● **Material for this exercise**
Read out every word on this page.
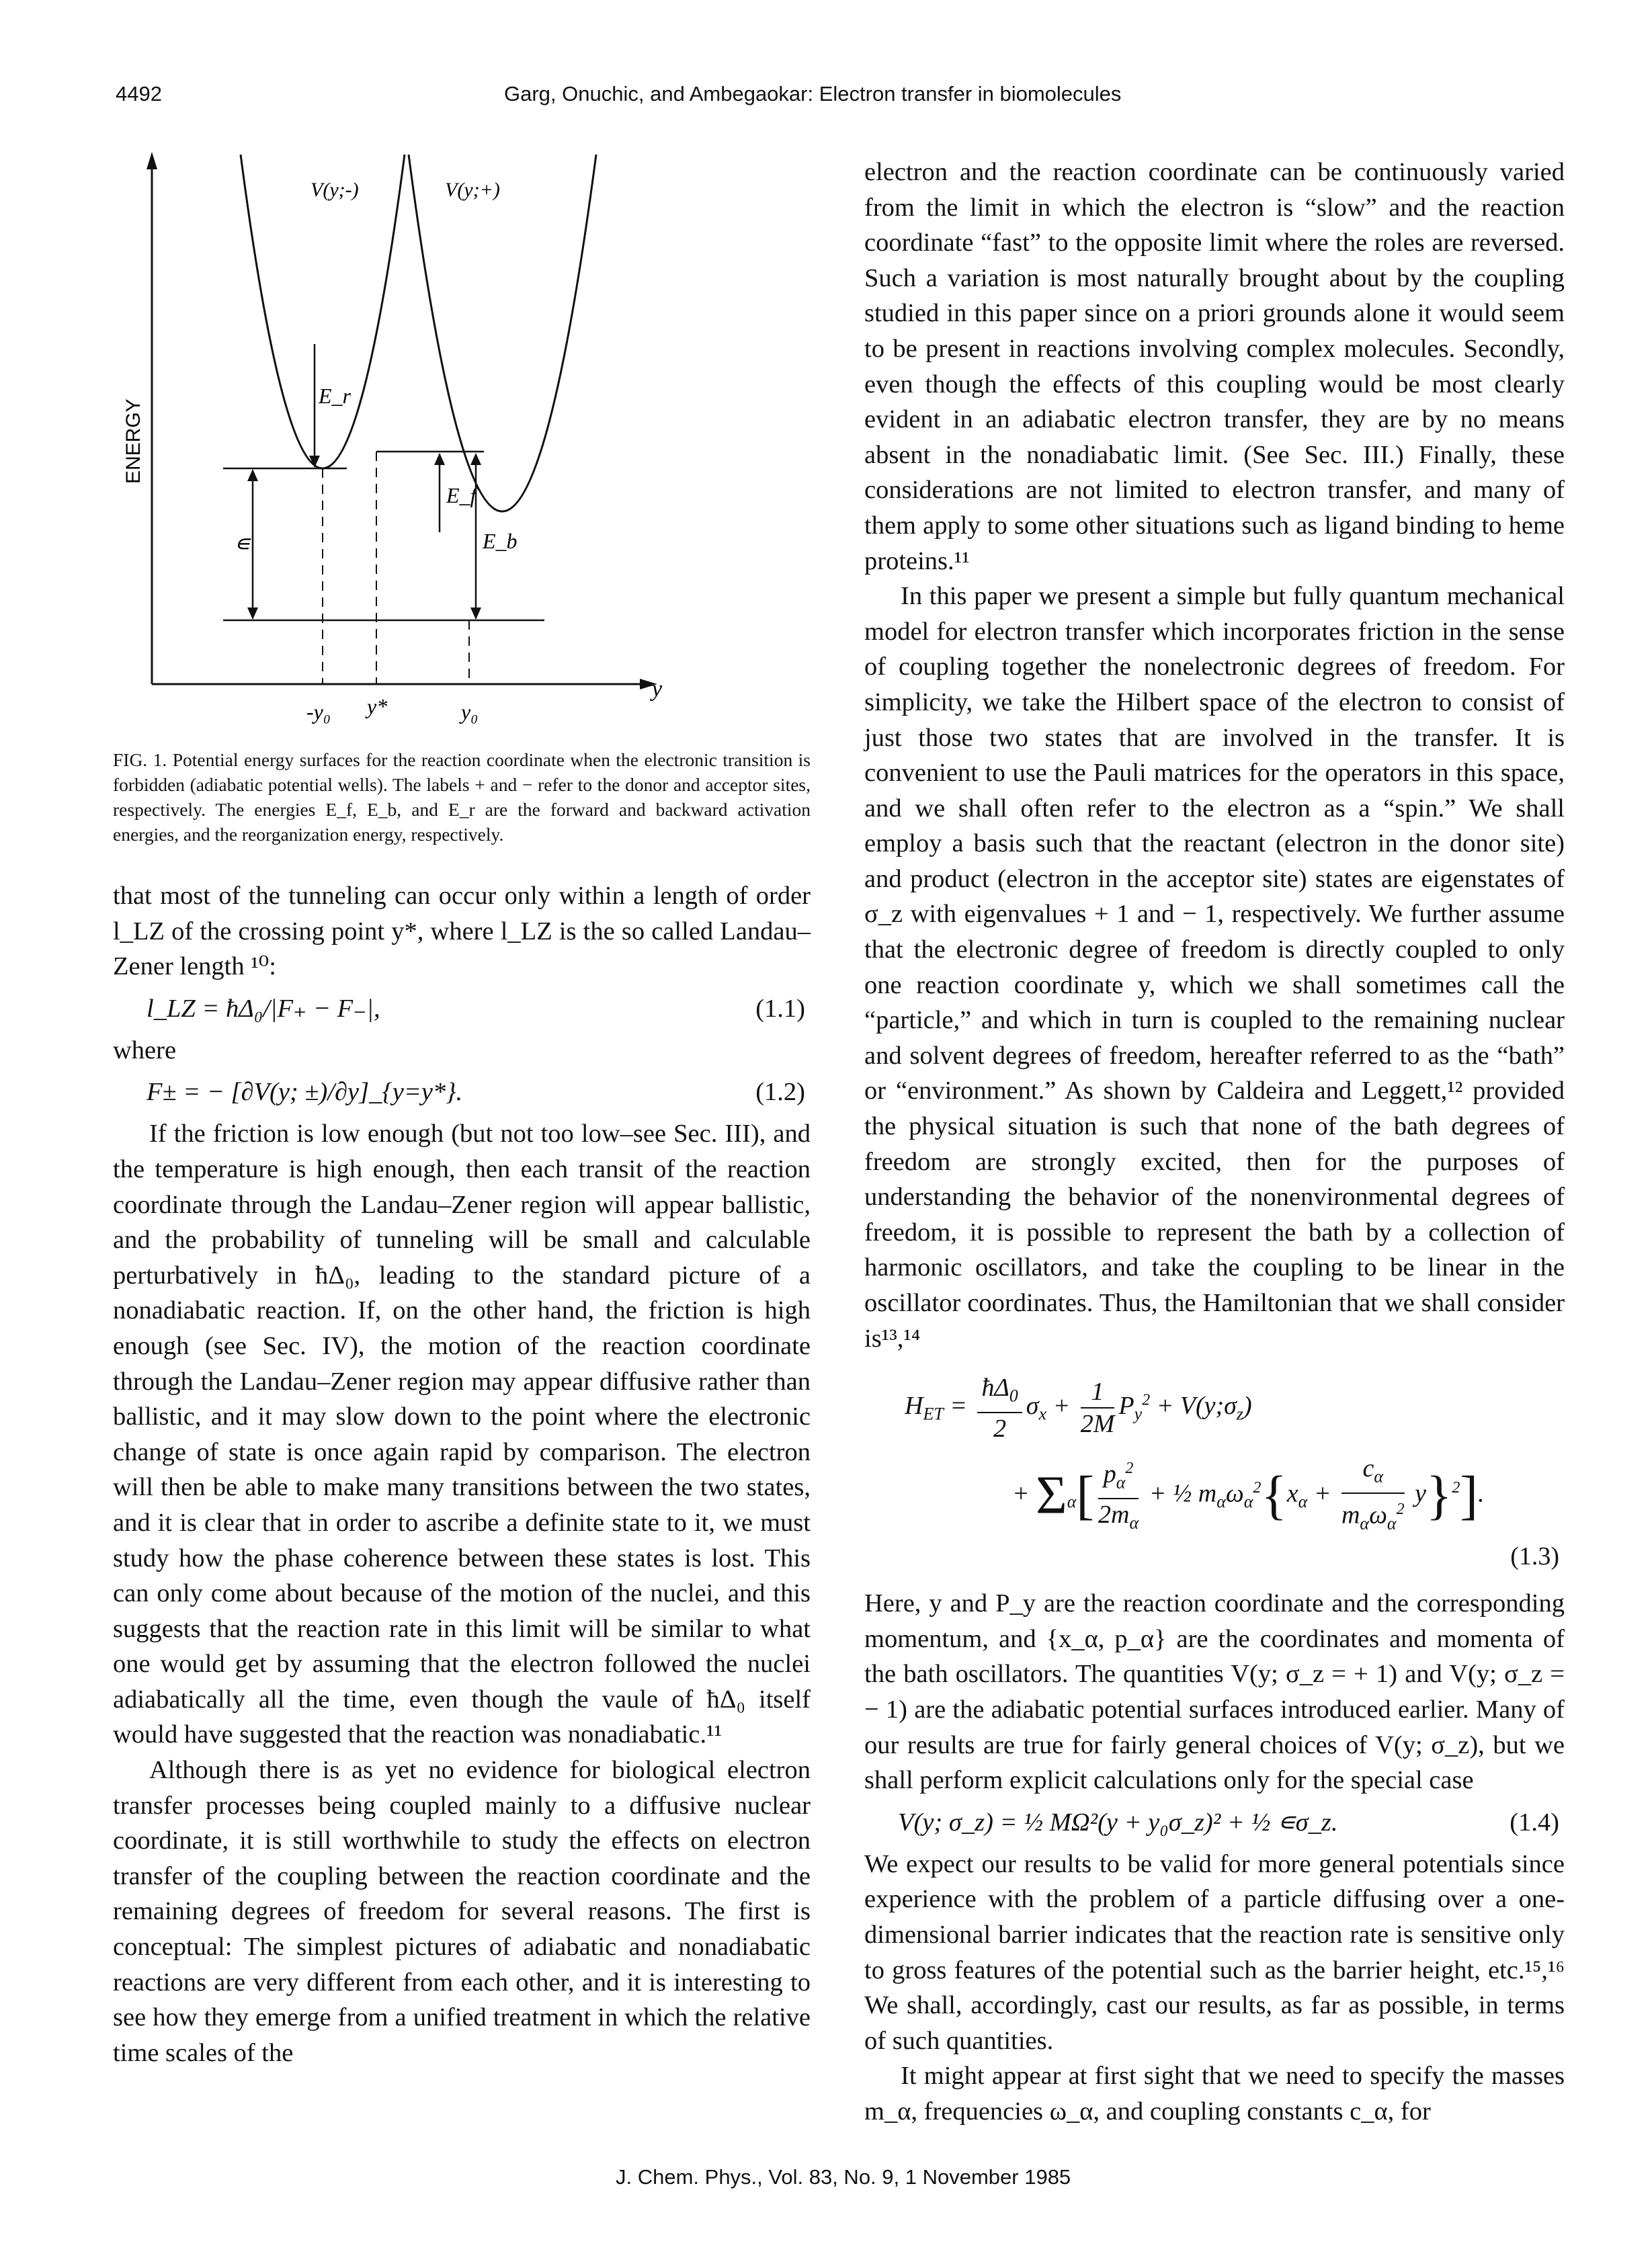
4492	Garg, Onuchic, and Ambegaokar: Electron transfer in biomolecules
ENERGY
y
V(y;-)	V(y;+)
∊
E_r
E_f
E_b
-y₀ y*	y₀
FIG. 1. Potential energy surfaces for the reaction coordinate when the electronic transition is forbidden (adiabatic potential wells). The labels + and − refer to the donor and acceptor sites, respectively. The energies E_f, E_b, and E_r are the forward and backward activation energies, and the reorganization energy, respectively.

that most of the tunneling can occur only within a length of order l_LZ of the crossing point y*, where l_LZ is the so called Landau–Zener length ¹⁰:

l_LZ = ħΔ₀/|F₊ − F₋|,	(1.1)

where

F± = − [∂V(y; ±)/∂y]_{y=y*}.	(1.2)

If the friction is low enough (but not too low–see Sec. III), and the temperature is high enough, then each transit of the reaction coordinate through the Landau–Zener region will appear ballistic, and the probability of tunneling will be small and calculable perturbatively in ħΔ₀, leading to the standard picture of a nonadiabatic reaction. If, on the other hand, the friction is high enough (see Sec. IV), the motion of the reaction coordinate through the Landau–Zener region may appear diffusive rather than ballistic, and it may slow down to the point where the electronic change of state is once again rapid by comparison. The electron will then be able to make many transitions between the two states, and it is clear that in order to ascribe a definite state to it, we must study how the phase coherence between these states is lost. This can only come about because of the motion of the nuclei, and this suggests that the reaction rate in this limit will be similar to what one would get by assuming that the electron followed the nuclei adiabatically all the time, even though the vaule of ħΔ₀ itself would have suggested that the reaction was nonadiabatic.¹¹

Although there is as yet no evidence for biological electron transfer processes being coupled mainly to a diffusive nuclear coordinate, it is still worthwhile to study the effects on electron transfer of the coupling between the reaction coordinate and the remaining degrees of freedom for several reasons. The first is conceptual: The simplest pictures of adiabatic and nonadiabatic reactions are very different from each other, and it is interesting to see how they emerge from a unified treatment in which the relative time scales of the

electron and the reaction coordinate can be continuously varied from the limit in which the electron is “slow” and the reaction coordinate “fast” to the opposite limit where the roles are reversed. Such a variation is most naturally brought about by the coupling studied in this paper since on a priori grounds alone it would seem to be present in reactions involving complex molecules. Secondly, even though the effects of this coupling would be most clearly evident in an adiabatic electron transfer, they are by no means absent in the nonadiabatic limit. (See Sec. III.) Finally, these considerations are not limited to electron transfer, and many of them apply to some other situations such as ligand binding to heme proteins.¹¹

In this paper we present a simple but fully quantum mechanical model for electron transfer which incorporates friction in the sense of coupling together the nonelectronic degrees of freedom. For simplicity, we take the Hilbert space of the electron to consist of just those two states that are involved in the transfer. It is convenient to use the Pauli matrices for the operators in this space, and we shall often refer to the electron as a “spin.” We shall employ a basis such that the reactant (electron in the donor site) and product (electron in the acceptor site) states are eigenstates of σ_z with eigenvalues + 1 and − 1, respectively. We further assume that the electronic degree of freedom is directly coupled to only one reaction coordinate y, which we shall sometimes call the “particle,” and which in turn is coupled to the remaining nuclear and solvent degrees of freedom, hereafter referred to as the “bath” or “environment.” As shown by Caldeira and Leggett,¹² provided the physical situation is such that none of the bath degrees of freedom are strongly excited, then for the purposes of understanding the behavior of the nonenvironmental degrees of freedom, it is possible to represent the bath by a collection of harmonic oscillators, and take the coupling to be linear in the oscillator coordinates. Thus, the Hamiltonian that we shall consider is¹³,¹⁴

$H_{ET} = \frac{ħ\Delta_0}{2} \sigma_x + \frac{1}{2M} P_y^2$ + $V(y;\sigma_z)$
+ $\Sigma_\alpha[ \frac{p_\alpha^2}{2m_\alpha}$ + ½ $m_\alpha\omega_\alpha^2\{x_\alpha + \frac{c_\alpha}{m_\alpha\omega_\alpha^2} y\}^2$].
(1.3)

Here, y and P_y are the reaction coordinate and the corresponding momentum, and {x_α, p_α} are the coordinates and momenta of the bath oscillators. The quantities V(y; σ_z = + 1) and V(y; σ_z = − 1) are the adiabatic potential surfaces introduced earlier. Many of our results are true for fairly general choices of V(y; σ_z), but we shall perform explicit calculations only for the special case

V(y; σ_z) = ½ MΩ²(y + y₀σ_z)² + ½ ∊σ_z.	(1.4)

We expect our results to be valid for more general potentials since experience with the problem of a particle diffusing over a one-dimensional barrier indicates that the reaction rate is sensitive only to gross features of the potential such as the barrier height, etc.¹⁵,¹⁶ We shall, accordingly, cast our results, as far as possible, in terms of such quantities.

It might appear at first sight that we need to specify the masses m_α, frequencies ω_α, and coupling constants c_α, for

J. Chem. Phys., Vol. 83, No. 9, 1 November 1985
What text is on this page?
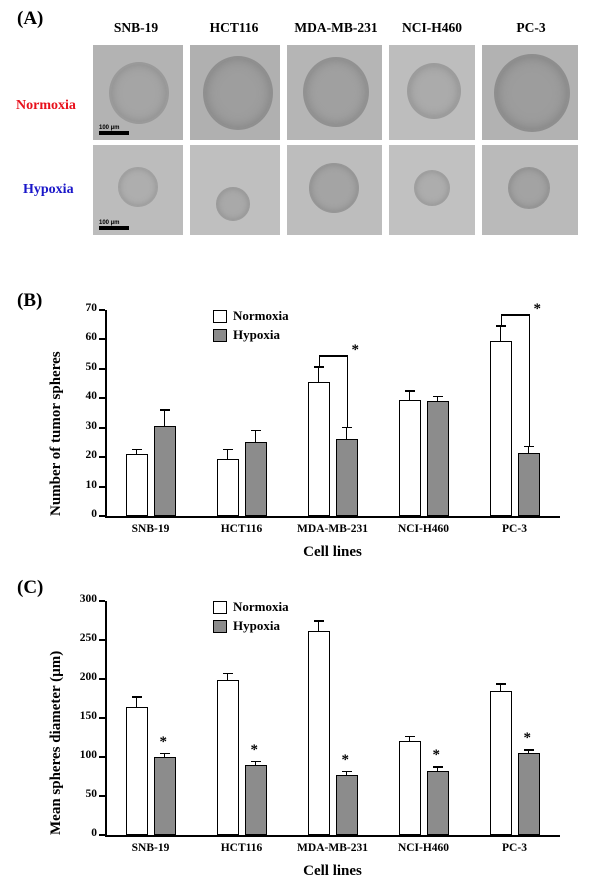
(A)	SNB-19	HCT116	MDA-MB-231	NCI-H460	PC-3
Normoxia
Hypoxia
100 µm
100 µm
(B)
0
10
20
30
40
50
60
70
SNB-19	HCT116	MDA-MB-231	NCI-H460	PC-3
Cell lines
Number of tumor spheres
Normoxia
Hypoxia
*
*
(C)
0
50
100
150
200
250
300
SNB-19	HCT116	MDA-MB-231	NCI-H460	PC-3
Cell lines
Mean spheres diameter (µm)
Normoxia
Hypoxia
*	*
*	*
*
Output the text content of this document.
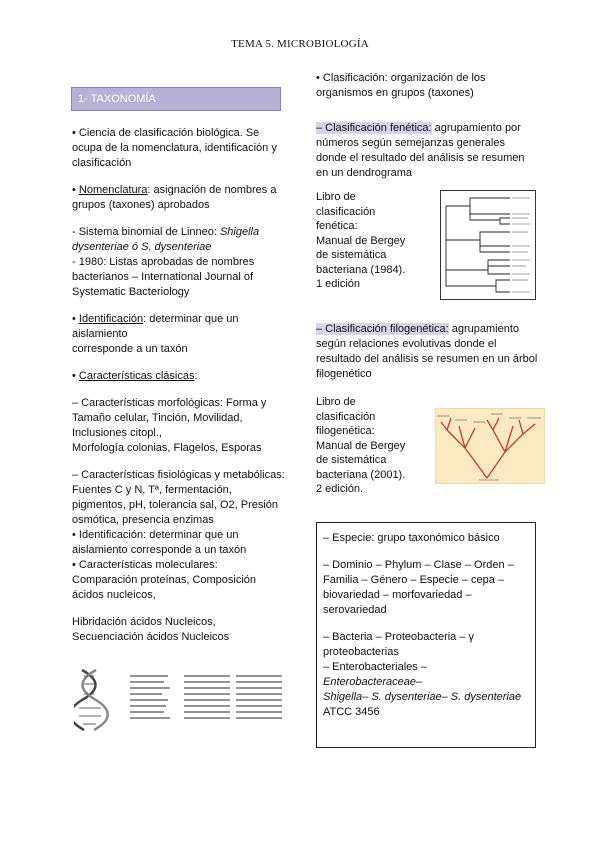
TEMA 5. MICROBIOLOGÍA
1- TAXONOMÍA

• Ciencia de clasificación biológica. Se ocupa de la nomenclatura, identificación y clasificación

• Nomenclatura: asignación de nombres a grupos (taxones) aprobados

- Sistema binomial de Linneo: Shigella dysenteriae ó S. dysenteriae

- 1980: Listas aprobadas de nombres bacterianos – International Journal of Systematic Bacteriology

• Identificación: determinar que un aislamiento

corresponde a un taxón

• Características clásicas:

– Características morfológicas: Forma y Tamaño celular, Tinción, Movilidad, Inclusiones citopl.,

Morfología colonias, Flagelos, Esporas

– Características fisiológicas y metabólicas:

Fuentes C y N, Tª, fermentación, pigmentos, pH, tolerancia sal, O2, Presión osmótica, presencia enzimas

• Identificación: determinar que un aislamiento corresponde a un taxón

• Características moleculares:

Comparación proteínas, Composición ácidos nucleicos,

Hibridación ácidos Nucleicos,

Secuenciación ácidos Nucleicos

• Clasificación: organización de los organismos en grupos (taxones)

– Clasificación fenética: agrupamiento por números según semejanzas generales donde el resultado del análisis se resumen en un dendrograma

Libro de

clasificación

fenética:

Manual de Bergey

de sistemática

bacteriana (1984).

1 edición

– Clasificación filogenética: agrupamiento según relaciones evolutivas donde el resultado del análisis se resumen en un árbol filogenético

Libro de

clasificación

filogenética:

Manual de Bergey

de sistemática

bacteriana (2001).

2 edición.

– Especie: grupo taxonómico básico

– Dominio – Phylum – Clase – Orden – Familia – Género – Especie – cepa – biovariedad – morfovariedad – serovariedad

– Bacteria – Proteobacteria – γ proteobacterias

– Enterobacteriales –

Enterobacteraceae–

Shigella– S. dysenteriae– S. dysenteriae

ATCC 3456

● **About this exercise**
Output all the records above again exactly, with the pictures dropped.

● **Result for this task**
Read out every word on this page.
4492	Garg, Onuchic, and Ambegaokar: Electron transfer in biomolecules
ENERGY
y
V(y;-)	V(y;+)
∊
E_r
E_f
E_b
-y₀ y*	y₀
FIG. 1. Potential energy surfaces for the reaction coordinate when the electronic transition is forbidden (adiabatic potential wells). The labels + and − refer to the donor and acceptor sites, respectively. The energies E_f, E_b, and E_r are the forward and backward activation energies, and the reorganization energy, respectively.

that most of the tunneling can occur only within a length of order l_LZ of the crossing point y*, where l_LZ is the so called Landau–Zener length ¹⁰:

l_LZ = ħΔ₀/|F₊ − F₋|,	(1.1)

where

F± = − [∂V(y; ±)/∂y]_{y=y*}.	(1.2)

If the friction is low enough (but not too low–see Sec. III), and the temperature is high enough, then each transit of the reaction coordinate through the Landau–Zener region will appear ballistic, and the probability of tunneling will be small and calculable perturbatively in ħΔ₀, leading to the standard picture of a nonadiabatic reaction. If, on the other hand, the friction is high enough (see Sec. IV), the motion of the reaction coordinate through the Landau–Zener region may appear diffusive rather than ballistic, and it may slow down to the point where the electronic change of state is once again rapid by comparison. The electron will then be able to make many transitions between the two states, and it is clear that in order to ascribe a definite state to it, we must study how the phase coherence between these states is lost. This can only come about because of the motion of the nuclei, and this suggests that the reaction rate in this limit will be similar to what one would get by assuming that the electron followed the nuclei adiabatically all the time, even though the vaule of ħΔ₀ itself would have suggested that the reaction was nonadiabatic.¹¹

Although there is as yet no evidence for biological electron transfer processes being coupled mainly to a diffusive nuclear coordinate, it is still worthwhile to study the effects on electron transfer of the coupling between the reaction coordinate and the remaining degrees of freedom for several reasons. The first is conceptual: The simplest pictures of adiabatic and nonadiabatic reactions are very different from each other, and it is interesting to see how they emerge from a unified treatment in which the relative time scales of the

electron and the reaction coordinate can be continuously varied from the limit in which the electron is “slow” and the reaction coordinate “fast” to the opposite limit where the roles are reversed. Such a variation is most naturally brought about by the coupling studied in this paper since on a priori grounds alone it would seem to be present in reactions involving complex molecules. Secondly, even though the effects of this coupling would be most clearly evident in an adiabatic electron transfer, they are by no means absent in the nonadiabatic limit. (See Sec. III.) Finally, these considerations are not limited to electron transfer, and many of them apply to some other situations such as ligand binding to heme proteins.¹¹

In this paper we present a simple but fully quantum mechanical model for electron transfer which incorporates friction in the sense of coupling together the nonelectronic degrees of freedom. For simplicity, we take the Hilbert space of the electron to consist of just those two states that are involved in the transfer. It is convenient to use the Pauli matrices for the operators in this space, and we shall often refer to the electron as a “spin.” We shall employ a basis such that the reactant (electron in the donor site) and product (electron in the acceptor site) states are eigenstates of σ_z with eigenvalues + 1 and − 1, respectively. We further assume that the electronic degree of freedom is directly coupled to only one reaction coordinate y, which we shall sometimes call the “particle,” and which in turn is coupled to the remaining nuclear and solvent degrees of freedom, hereafter referred to as the “bath” or “environment.” As shown by Caldeira and Leggett,¹² provided the physical situation is such that none of the bath degrees of freedom are strongly excited, then for the purposes of understanding the behavior of the nonenvironmental degrees of freedom, it is possible to represent the bath by a collection of harmonic oscillators, and take the coupling to be linear in the oscillator coordinates. Thus, the Hamiltonian that we shall consider is¹³,¹⁴

$H_{ET} = \frac{ħ\Delta_0}{2} \sigma_x + \frac{1}{2M} P_y^2$ + $V(y;\sigma_z)$
+ $\Sigma_\alpha[ \frac{p_\alpha^2}{2m_\alpha}$ + ½ $m_\alpha\omega_\alpha^2\{x_\alpha + \frac{c_\alpha}{m_\alpha\omega_\alpha^2} y\}^2$].
(1.3)

Here, y and P_y are the reaction coordinate and the corresponding momentum, and {x_α, p_α} are the coordinates and momenta of the bath oscillators. The quantities V(y; σ_z = + 1) and V(y; σ_z = − 1) are the adiabatic potential surfaces introduced earlier. Many of our results are true for fairly general choices of V(y; σ_z), but we shall perform explicit calculations only for the special case

V(y; σ_z) = ½ MΩ²(y + y₀σ_z)² + ½ ∊σ_z.	(1.4)

We expect our results to be valid for more general potentials since experience with the problem of a particle diffusing over a one-dimensional barrier indicates that the reaction rate is sensitive only to gross features of the potential such as the barrier height, etc.¹⁵,¹⁶ We shall, accordingly, cast our results, as far as possible, in terms of such quantities.

It might appear at first sight that we need to specify the masses m_α, frequencies ω_α, and coupling constants c_α, for

J. Chem. Phys., Vol. 83, No. 9, 1 November 1985
What text is on this page?
(A)	SNB-19	HCT116	MDA-MB-231	NCI-H460	PC-3
Normoxia
Hypoxia
100 µm
100 µm
(B)
0
10
20
30
40
50
60
70
SNB-19	HCT116	MDA-MB-231	NCI-H460	PC-3
Cell lines
Number of tumor spheres
Normoxia
Hypoxia
*
*
(C)
0
50
100
150
200
250
300
SNB-19	HCT116	MDA-MB-231	NCI-H460	PC-3
Cell lines
Mean spheres diameter (µm)
Normoxia
Hypoxia
*	*
*	*
*
Output the text content of this document.
TEMA 5. MICROBIOLOGÍA
1- TAXONOMÍA

• Ciencia de clasificación biológica. Se ocupa de la nomenclatura, identificación y clasificación

• Nomenclatura: asignación de nombres a grupos (taxones) aprobados

- Sistema binomial de Linneo: Shigella dysenteriae ó S. dysenteriae

- 1980: Listas aprobadas de nombres bacterianos – International Journal of Systematic Bacteriology

• Identificación: determinar que un aislamiento

corresponde a un taxón

• Características clásicas:

– Características morfológicas: Forma y Tamaño celular, Tinción, Movilidad, Inclusiones citopl.,

Morfología colonias, Flagelos, Esporas

– Características fisiológicas y metabólicas:

Fuentes C y N, Tª, fermentación, pigmentos, pH, tolerancia sal, O2, Presión osmótica, presencia enzimas

• Identificación: determinar que un aislamiento corresponde a un taxón

• Características moleculares:

Comparación proteínas, Composición ácidos nucleicos,

Hibridación ácidos Nucleicos,

Secuenciación ácidos Nucleicos

• Clasificación: organización de los organismos en grupos (taxones)

– Clasificación fenética: agrupamiento por números según semejanzas generales donde el resultado del análisis se resumen en un dendrograma

Libro de

clasificación

fenética:

Manual de Bergey

de sistemática

bacteriana (1984).

1 edición

– Clasificación filogenética: agrupamiento según relaciones evolutivas donde el resultado del análisis se resumen en un árbol filogenético

Libro de

clasificación

filogenética:

Manual de Bergey

de sistemática

bacteriana (2001).

2 edición.

– Especie: grupo taxonómico básico

– Dominio – Phylum – Clase – Orden – Familia – Género – Especie – cepa – biovariedad – morfovariedad – serovariedad

– Bacteria – Proteobacteria – γ proteobacterias

– Enterobacteriales –

Enterobacteraceae–

Shigella– S. dysenteriae– S. dysenteriae

ATCC 3456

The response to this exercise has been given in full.